Lift out each line of the data that holds "注重实用性与传承性".

• Material shown
--

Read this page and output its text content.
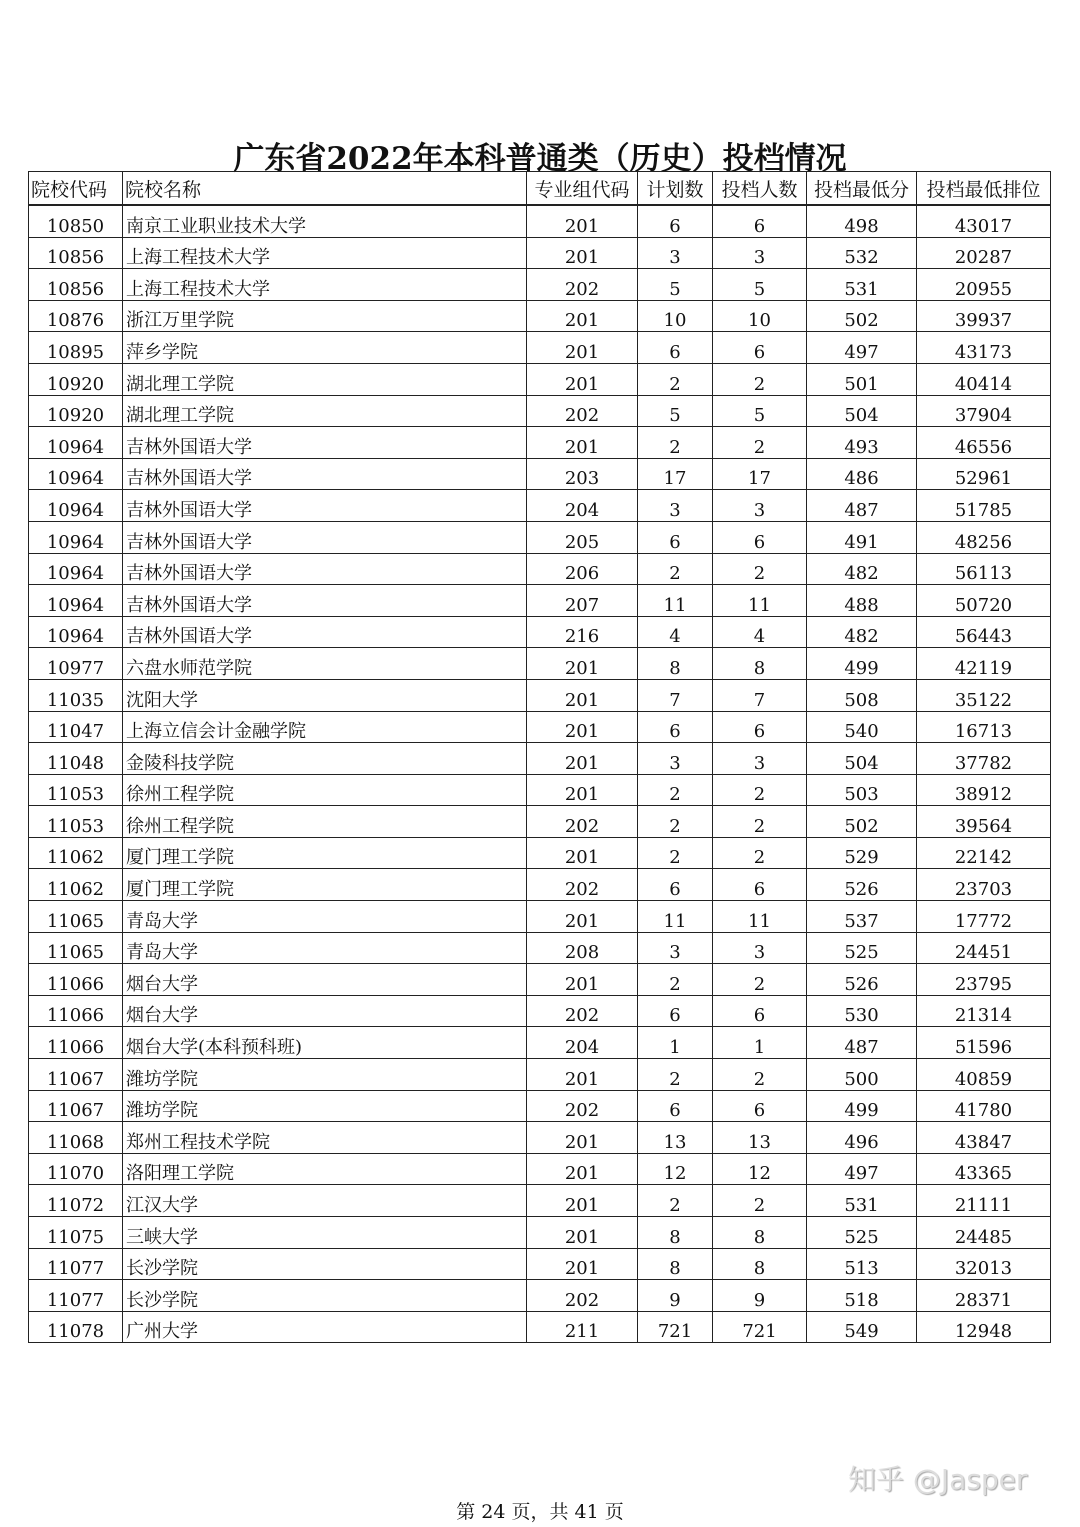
广东省2022年本科普通类（历史）投档情况
院校代码	院校名称	专业组代码	计划数	投档人数	投档最低分	投档最低排位
10850	南京工业职业技术大学	201	6	6	498	43017
10856	上海工程技术大学	201	3	3	532	20287
10856	上海工程技术大学	202	5	5	531	20955
10876	浙江万里学院	201	10	10	502	39937
10895	萍乡学院	201	6	6	497	43173
10920	湖北理工学院	201	2	2	501	40414
10920	湖北理工学院	202	5	5	504	37904
10964	吉林外国语大学	201	2	2	493	46556
10964	吉林外国语大学	203	17	17	486	52961
10964	吉林外国语大学	204	3	3	487	51785
10964	吉林外国语大学	205	6	6	491	48256
10964	吉林外国语大学	206	2	2	482	56113
10964	吉林外国语大学	207	11	11	488	50720
10964	吉林外国语大学	216	4	4	482	56443
10977	六盘水师范学院	201	8	8	499	42119
11035	沈阳大学	201	7	7	508	35122
11047	上海立信会计金融学院	201	6	6	540	16713
11048	金陵科技学院	201	3	3	504	37782
11053	徐州工程学院	201	2	2	503	38912
11053	徐州工程学院	202	2	2	502	39564
11062	厦门理工学院	201	2	2	529	22142
11062	厦门理工学院	202	6	6	526	23703
11065	青岛大学	201	11	11	537	17772
11065	青岛大学	208	3	3	525	24451
11066	烟台大学	201	2	2	526	23795
11066	烟台大学	202	6	6	530	21314
11066	烟台大学(本科预科班)	204	1	1	487	51596
11067	潍坊学院	201	2	2	500	40859
11067	潍坊学院	202	6	6	499	41780
11068	郑州工程技术学院	201	13	13	496	43847
11070	洛阳理工学院	201	12	12	497	43365
11072	江汉大学	201	2	2	531	21111
11075	三峡大学	201	8	8	525	24485
11077	长沙学院	201	8	8	513	32013
11077	长沙学院	202	9	9	518	28371
11078	广州大学	211	721	721	549	12948
第 24 页，共 41 页
知乎 @Jasper
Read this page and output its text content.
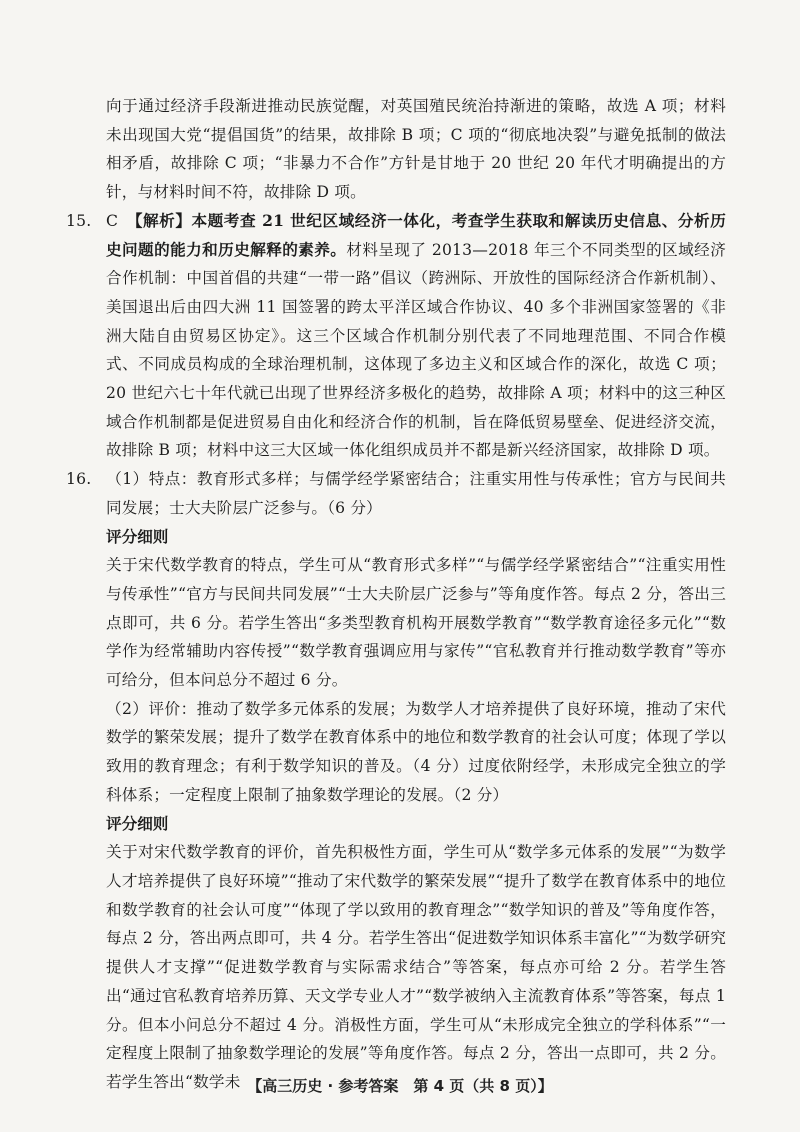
向于通过经济手段渐进推动民族觉醒，对英国殖民统治持渐进的策略，故选 A 项；材料未出现国大党“提倡国货”的结果，故排除 B 项；C 项的“彻底地决裂”与避免抵制的做法相矛盾，故排除 C 项；“非暴力不合作”方针是甘地于 20 世纪 20 年代才明确提出的方针，与材料时间不符，故排除 D 项。

15. C　 【解析】本题考查 21 世纪区域经济一体化，考查学生获取和解读历史信息、分析历史问题的能力和历史解释的素养。材料呈现了 2013—2018 年三个不同类型的区域经济合作机制：中国首倡的共建“一带一路”倡议（跨洲际、开放性的国际经济合作新机制）、美国退出后由四大洲 11 国签署的跨太平洋区域合作协议、40 多个非洲国家签署的《非洲大陆自由贸易区协定》。这三个区域合作机制分别代表了不同地理范围、不同合作模式、不同成员构成的全球治理机制，这体现了多边主义和区域合作的深化，故选 C 项；20 世纪六七十年代就已出现了世界经济多极化的趋势，故排除 A 项；材料中的这三种区域合作机制都是促进贸易自由化和经济合作的机制，旨在降低贸易壁垒、促进经济交流，故排除 B 项；材料中这三大区域一体化组织成员并不都是新兴经济国家，故排除 D 项。

16. （1）特点：教育形式多样；与儒学经学紧密结合；注重实用性与传承性；官方与民间共同发展；士大夫阶层广泛参与。（6 分）

评分细则

关于宋代数学教育的特点，学生可从“教育形式多样”“与儒学经学紧密结合”“注重实用性与传承性”“官方与民间共同发展”“士大夫阶层广泛参与”等角度作答。每点 2 分，答出三点即可，共 6 分。若学生答出“多类型教育机构开展数学教育”“数学教育途径多元化”“数学作为经常辅助内容传授”“数学教育强调应用与家传”“官私教育并行推动数学教育”等亦可给分，但本问总分不超过 6 分。

（2）评价：推动了数学多元体系的发展；为数学人才培养提供了良好环境，推动了宋代数学的繁荣发展；提升了数学在教育体系中的地位和数学教育的社会认可度；体现了学以致用的教育理念；有利于数学知识的普及。（4 分）过度依附经学，未形成完全独立的学科体系；一定程度上限制了抽象数学理论的发展。（2 分）

评分细则

关于对宋代数学教育的评价，首先积极性方面，学生可从“数学多元体系的发展”“为数学人才培养提供了良好环境”“推动了宋代数学的繁荣发展”“提升了数学在教育体系中的地位和数学教育的社会认可度”“体现了学以致用的教育理念”“数学知识的普及”等角度作答，每点 2 分，答出两点即可，共 4 分。若学生答出“促进数学知识体系丰富化”“为数学研究提供人才支撑”“促进数学教育与实际需求结合”等答案，每点亦可给 2 分。若学生答出“通过官私教育培养历算、天文学专业人才”“数学被纳入主流教育体系”等答案，每点 1 分。但本小问总分不超过 4 分。消极性方面，学生可从“未形成完全独立的学科体系”“一定程度上限制了抽象数学理论的发展”等角度作答。每点 2 分，答出一点即可，共 2 分。若学生答出“数学未 【高三历史 · 参考答案　第 4 页（共 8 页）】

--

• Written solution
16. （1）特点：教育形式多样；与儒学经学紧密结合；注重实用性与传承性；官方与民间共同发展；士大夫阶层广泛参与。（6 分）
关于宋代数学教育的特点，学生可从“教育形式多样”“与儒学经学紧密结合”“注重实用性与传承性”“官方与民间共同发展”“士大夫阶层广泛参与”等角度作答。每点 2 分，答出三点即可，共 6 分。若学生答出“多类型教育机构开展数学教育”“数学教育途径多元化”“数学作为经常辅助内容传授”“数学教育强调应用与家传”“官私教育并行推动数学教育”等亦可给分，但本问总分不超过 6 分。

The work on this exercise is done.